▶ THE TASK: Tally the lines in the data that follows that include the word "라스트오더", and report nothing but the total.
※
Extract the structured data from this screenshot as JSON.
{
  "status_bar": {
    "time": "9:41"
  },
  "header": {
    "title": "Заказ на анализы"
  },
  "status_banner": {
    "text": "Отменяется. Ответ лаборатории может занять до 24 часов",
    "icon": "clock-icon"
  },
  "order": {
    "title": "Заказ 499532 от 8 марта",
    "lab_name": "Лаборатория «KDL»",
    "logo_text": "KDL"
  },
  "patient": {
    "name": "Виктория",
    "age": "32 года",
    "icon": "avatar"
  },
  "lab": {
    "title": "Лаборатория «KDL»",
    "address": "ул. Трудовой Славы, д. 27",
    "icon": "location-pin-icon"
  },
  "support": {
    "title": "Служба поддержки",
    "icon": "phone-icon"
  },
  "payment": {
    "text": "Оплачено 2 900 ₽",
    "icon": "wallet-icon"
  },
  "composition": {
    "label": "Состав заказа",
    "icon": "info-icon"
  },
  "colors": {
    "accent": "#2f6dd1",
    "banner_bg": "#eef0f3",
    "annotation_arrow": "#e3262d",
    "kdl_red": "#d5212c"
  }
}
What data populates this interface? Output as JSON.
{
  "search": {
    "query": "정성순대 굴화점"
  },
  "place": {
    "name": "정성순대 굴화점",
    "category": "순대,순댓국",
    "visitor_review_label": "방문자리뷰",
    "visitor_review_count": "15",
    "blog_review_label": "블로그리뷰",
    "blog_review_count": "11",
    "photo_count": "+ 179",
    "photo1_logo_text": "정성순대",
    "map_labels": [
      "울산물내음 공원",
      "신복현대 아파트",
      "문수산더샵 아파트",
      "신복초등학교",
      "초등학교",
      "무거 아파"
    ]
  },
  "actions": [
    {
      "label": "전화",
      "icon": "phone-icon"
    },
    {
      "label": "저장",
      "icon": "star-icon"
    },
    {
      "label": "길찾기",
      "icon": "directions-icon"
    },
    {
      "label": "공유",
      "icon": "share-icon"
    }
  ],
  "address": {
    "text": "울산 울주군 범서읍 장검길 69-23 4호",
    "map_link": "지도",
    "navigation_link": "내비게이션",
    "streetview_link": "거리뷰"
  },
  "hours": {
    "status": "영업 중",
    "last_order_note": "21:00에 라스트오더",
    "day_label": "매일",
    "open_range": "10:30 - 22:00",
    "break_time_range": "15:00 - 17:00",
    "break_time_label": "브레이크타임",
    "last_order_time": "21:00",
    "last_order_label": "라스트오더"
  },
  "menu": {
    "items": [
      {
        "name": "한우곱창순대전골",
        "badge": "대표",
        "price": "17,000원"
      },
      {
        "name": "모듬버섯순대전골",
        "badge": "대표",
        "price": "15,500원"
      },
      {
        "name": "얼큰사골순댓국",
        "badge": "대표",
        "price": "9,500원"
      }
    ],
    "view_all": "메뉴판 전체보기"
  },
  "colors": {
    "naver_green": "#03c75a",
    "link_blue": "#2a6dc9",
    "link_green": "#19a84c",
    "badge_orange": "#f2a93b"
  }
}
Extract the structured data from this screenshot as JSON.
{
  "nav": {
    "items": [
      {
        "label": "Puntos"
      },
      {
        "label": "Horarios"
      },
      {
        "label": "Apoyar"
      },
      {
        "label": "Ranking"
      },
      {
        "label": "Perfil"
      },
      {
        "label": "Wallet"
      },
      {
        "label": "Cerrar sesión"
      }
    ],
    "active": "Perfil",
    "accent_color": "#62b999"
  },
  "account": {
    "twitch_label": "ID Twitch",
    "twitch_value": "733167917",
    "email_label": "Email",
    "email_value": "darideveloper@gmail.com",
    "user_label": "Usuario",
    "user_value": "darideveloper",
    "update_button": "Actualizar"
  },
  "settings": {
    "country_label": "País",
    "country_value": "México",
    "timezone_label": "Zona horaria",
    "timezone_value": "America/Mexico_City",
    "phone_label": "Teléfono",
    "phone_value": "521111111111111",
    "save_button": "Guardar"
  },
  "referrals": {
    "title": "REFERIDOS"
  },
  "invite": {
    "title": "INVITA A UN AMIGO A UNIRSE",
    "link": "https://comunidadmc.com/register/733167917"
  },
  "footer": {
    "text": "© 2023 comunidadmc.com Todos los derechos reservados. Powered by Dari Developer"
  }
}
※
▶ THE REPLY: 2